Collected data entries
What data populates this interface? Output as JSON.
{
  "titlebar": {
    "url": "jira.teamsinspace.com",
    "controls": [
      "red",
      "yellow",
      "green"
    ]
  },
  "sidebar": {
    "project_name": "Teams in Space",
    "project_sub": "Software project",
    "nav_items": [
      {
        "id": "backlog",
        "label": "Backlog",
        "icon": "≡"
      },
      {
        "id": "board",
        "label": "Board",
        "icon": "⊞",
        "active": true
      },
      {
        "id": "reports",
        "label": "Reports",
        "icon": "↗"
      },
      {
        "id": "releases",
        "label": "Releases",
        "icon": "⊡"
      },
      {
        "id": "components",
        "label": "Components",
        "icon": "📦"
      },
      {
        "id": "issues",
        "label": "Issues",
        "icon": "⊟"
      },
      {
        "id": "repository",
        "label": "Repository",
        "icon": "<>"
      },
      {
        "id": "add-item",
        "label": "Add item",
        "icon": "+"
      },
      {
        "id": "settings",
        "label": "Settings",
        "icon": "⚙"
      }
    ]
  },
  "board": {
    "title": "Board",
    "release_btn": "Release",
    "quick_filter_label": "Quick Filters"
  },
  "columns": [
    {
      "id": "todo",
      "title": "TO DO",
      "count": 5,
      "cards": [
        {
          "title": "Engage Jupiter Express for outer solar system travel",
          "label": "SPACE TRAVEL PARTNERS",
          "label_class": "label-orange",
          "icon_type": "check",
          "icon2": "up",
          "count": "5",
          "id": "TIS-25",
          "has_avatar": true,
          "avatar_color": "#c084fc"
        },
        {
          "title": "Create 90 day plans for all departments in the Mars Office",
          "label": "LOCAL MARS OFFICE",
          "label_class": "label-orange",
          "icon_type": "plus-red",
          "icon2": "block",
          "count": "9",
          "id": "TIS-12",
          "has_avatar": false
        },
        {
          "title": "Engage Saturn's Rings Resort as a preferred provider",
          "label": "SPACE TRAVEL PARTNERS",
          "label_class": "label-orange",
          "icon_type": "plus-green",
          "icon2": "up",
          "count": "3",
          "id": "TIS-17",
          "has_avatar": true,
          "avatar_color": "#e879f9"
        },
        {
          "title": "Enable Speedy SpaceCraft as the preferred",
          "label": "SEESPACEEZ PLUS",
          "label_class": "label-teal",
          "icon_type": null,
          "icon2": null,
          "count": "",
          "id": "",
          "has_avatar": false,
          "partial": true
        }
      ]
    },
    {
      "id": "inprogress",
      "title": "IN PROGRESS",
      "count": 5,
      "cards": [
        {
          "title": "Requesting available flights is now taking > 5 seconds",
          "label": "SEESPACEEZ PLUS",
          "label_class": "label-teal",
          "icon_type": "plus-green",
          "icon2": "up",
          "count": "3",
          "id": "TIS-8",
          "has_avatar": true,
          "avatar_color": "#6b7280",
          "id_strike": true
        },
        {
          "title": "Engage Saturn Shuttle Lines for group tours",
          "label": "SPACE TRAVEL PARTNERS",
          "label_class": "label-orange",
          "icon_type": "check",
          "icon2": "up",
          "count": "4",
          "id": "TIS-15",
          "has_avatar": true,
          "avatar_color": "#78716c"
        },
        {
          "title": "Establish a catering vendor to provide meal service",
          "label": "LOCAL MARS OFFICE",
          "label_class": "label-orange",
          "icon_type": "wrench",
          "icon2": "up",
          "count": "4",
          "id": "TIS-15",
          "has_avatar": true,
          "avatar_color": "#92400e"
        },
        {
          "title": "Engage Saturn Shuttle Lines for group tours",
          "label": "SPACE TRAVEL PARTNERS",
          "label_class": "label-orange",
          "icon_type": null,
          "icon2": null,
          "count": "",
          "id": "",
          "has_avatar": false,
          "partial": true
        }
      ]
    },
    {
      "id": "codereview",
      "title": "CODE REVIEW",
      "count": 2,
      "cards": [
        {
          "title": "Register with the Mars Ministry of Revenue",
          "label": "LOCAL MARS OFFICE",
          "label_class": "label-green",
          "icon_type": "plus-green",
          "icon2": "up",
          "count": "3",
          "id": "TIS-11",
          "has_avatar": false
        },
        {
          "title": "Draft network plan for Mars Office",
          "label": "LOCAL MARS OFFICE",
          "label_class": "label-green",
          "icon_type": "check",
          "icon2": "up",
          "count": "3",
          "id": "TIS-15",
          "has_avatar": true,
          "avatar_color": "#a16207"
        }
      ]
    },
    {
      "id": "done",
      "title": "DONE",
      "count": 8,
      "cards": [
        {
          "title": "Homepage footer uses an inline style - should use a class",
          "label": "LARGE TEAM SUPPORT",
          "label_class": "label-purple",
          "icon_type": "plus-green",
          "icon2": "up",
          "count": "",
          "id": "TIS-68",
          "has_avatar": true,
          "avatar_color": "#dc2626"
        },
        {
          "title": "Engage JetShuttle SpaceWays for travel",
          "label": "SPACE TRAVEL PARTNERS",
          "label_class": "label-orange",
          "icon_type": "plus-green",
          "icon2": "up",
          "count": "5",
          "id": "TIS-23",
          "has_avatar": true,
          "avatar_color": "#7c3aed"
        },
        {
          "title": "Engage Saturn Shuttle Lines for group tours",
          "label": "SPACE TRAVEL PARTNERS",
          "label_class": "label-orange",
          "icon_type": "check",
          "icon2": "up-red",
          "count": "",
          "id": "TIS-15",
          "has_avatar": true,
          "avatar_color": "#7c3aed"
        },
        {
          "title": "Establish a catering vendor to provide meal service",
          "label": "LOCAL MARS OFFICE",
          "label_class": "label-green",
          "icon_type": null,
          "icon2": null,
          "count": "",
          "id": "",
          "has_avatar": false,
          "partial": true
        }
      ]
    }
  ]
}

### Description of the task
Everything in the listing above should be restated exactly.

### Full answer
What data populates this interface? Output as JSON.
{
  "titlebar": {
    "url": "jira.teamsinspace.com",
    "controls": [
      "red",
      "yellow",
      "green"
    ]
  },
  "sidebar": {
    "project_name": "Teams in Space",
    "project_sub": "Software project",
    "nav_items": [
      {
        "id": "backlog",
        "label": "Backlog",
        "icon": "≡"
      },
      {
        "id": "board",
        "label": "Board",
        "icon": "⊞",
        "active": true
      },
      {
        "id": "reports",
        "label": "Reports",
        "icon": "↗"
      },
      {
        "id": "releases",
        "label": "Releases",
        "icon": "⊡"
      },
      {
        "id": "components",
        "label": "Components",
        "icon": "📦"
      },
      {
        "id": "issues",
        "label": "Issues",
        "icon": "⊟"
      },
      {
        "id": "repository",
        "label": "Repository",
        "icon": "<>"
      },
      {
        "id": "add-item",
        "label": "Add item",
        "icon": "+"
      },
      {
        "id": "settings",
        "label": "Settings",
        "icon": "⚙"
      }
    ]
  },
  "board": {
    "title": "Board",
    "release_btn": "Release",
    "quick_filter_label": "Quick Filters"
  },
  "columns": [
    {
      "id": "todo",
      "title": "TO DO",
      "count": 5,
      "cards": [
        {
          "title": "Engage Jupiter Express for outer solar system travel",
          "label": "SPACE TRAVEL PARTNERS",
          "label_class": "label-orange",
          "icon_type": "check",
          "icon2": "up",
          "count": "5",
          "id": "TIS-25",
          "has_avatar": true,
          "avatar_color": "#c084fc"
        },
        {
          "title": "Create 90 day plans for all departments in the Mars Office",
          "label": "LOCAL MARS OFFICE",
          "label_class": "label-orange",
          "icon_type": "plus-red",
          "icon2": "block",
          "count": "9",
          "id": "TIS-12",
          "has_avatar": false
        },
        {
          "title": "Engage Saturn's Rings Resort as a preferred provider",
          "label": "SPACE TRAVEL PARTNERS",
          "label_class": "label-orange",
          "icon_type": "plus-green",
          "icon2": "up",
          "count": "3",
          "id": "TIS-17",
          "has_avatar": true,
          "avatar_color": "#e879f9"
        },
        {
          "title": "Enable Speedy SpaceCraft as the preferred",
          "label": "SEESPACEEZ PLUS",
          "label_class": "label-teal",
          "icon_type": null,
          "icon2": null,
          "count": "",
          "id": "",
          "has_avatar": false,
          "partial": true
        }
      ]
    },
    {
      "id": "inprogress",
      "title": "IN PROGRESS",
      "count": 5,
      "cards": [
        {
          "title": "Requesting available flights is now taking > 5 seconds",
          "label": "SEESPACEEZ PLUS",
          "label_class": "label-teal",
          "icon_type": "plus-green",
          "icon2": "up",
          "count": "3",
          "id": "TIS-8",
          "has_avatar": true,
          "avatar_color": "#6b7280",
          "id_strike": true
        },
        {
          "title": "Engage Saturn Shuttle Lines for group tours",
          "label": "SPACE TRAVEL PARTNERS",
          "label_class": "label-orange",
          "icon_type": "check",
          "icon2": "up",
          "count": "4",
          "id": "TIS-15",
          "has_avatar": true,
          "avatar_color": "#78716c"
        },
        {
          "title": "Establish a catering vendor to provide meal service",
          "label": "LOCAL MARS OFFICE",
          "label_class": "label-orange",
          "icon_type": "wrench",
          "icon2": "up",
          "count": "4",
          "id": "TIS-15",
          "has_avatar": true,
          "avatar_color": "#92400e"
        },
        {
          "title": "Engage Saturn Shuttle Lines for group tours",
          "label": "SPACE TRAVEL PARTNERS",
          "label_class": "label-orange",
          "icon_type": null,
          "icon2": null,
          "count": "",
          "id": "",
          "has_avatar": false,
          "partial": true
        }
      ]
    },
    {
      "id": "codereview",
      "title": "CODE REVIEW",
      "count": 2,
      "cards": [
        {
          "title": "Register with the Mars Ministry of Revenue",
          "label": "LOCAL MARS OFFICE",
          "label_class": "label-green",
          "icon_type": "plus-green",
          "icon2": "up",
          "count": "3",
          "id": "TIS-11",
          "has_avatar": false
        },
        {
          "title": "Draft network plan for Mars Office",
          "label": "LOCAL MARS OFFICE",
          "label_class": "label-green",
          "icon_type": "check",
          "icon2": "up",
          "count": "3",
          "id": "TIS-15",
          "has_avatar": true,
          "avatar_color": "#a16207"
        }
      ]
    },
    {
      "id": "done",
      "title": "DONE",
      "count": 8,
      "cards": [
        {
          "title": "Homepage footer uses an inline style - should use a class",
          "label": "LARGE TEAM SUPPORT",
          "label_class": "label-purple",
          "icon_type": "plus-green",
          "icon2": "up",
          "count": "",
          "id": "TIS-68",
          "has_avatar": true,
          "avatar_color": "#dc2626"
        },
        {
          "title": "Engage JetShuttle SpaceWays for travel",
          "label": "SPACE TRAVEL PARTNERS",
          "label_class": "label-orange",
          "icon_type": "plus-green",
          "icon2": "up",
          "count": "5",
          "id": "TIS-23",
          "has_avatar": true,
          "avatar_color": "#7c3aed"
        },
        {
          "title": "Engage Saturn Shuttle Lines for group tours",
          "label": "SPACE TRAVEL PARTNERS",
          "label_class": "label-orange",
          "icon_type": "check",
          "icon2": "up-red",
          "count": "",
          "id": "TIS-15",
          "has_avatar": true,
          "avatar_color": "#7c3aed"
        },
        {
          "title": "Establish a catering vendor to provide meal service",
          "label": "LOCAL MARS OFFICE",
          "label_class": "label-green",
          "icon_type": null,
          "icon2": null,
          "count": "",
          "id": "",
          "has_avatar": false,
          "partial": true
        }
      ]
    }
  ]
}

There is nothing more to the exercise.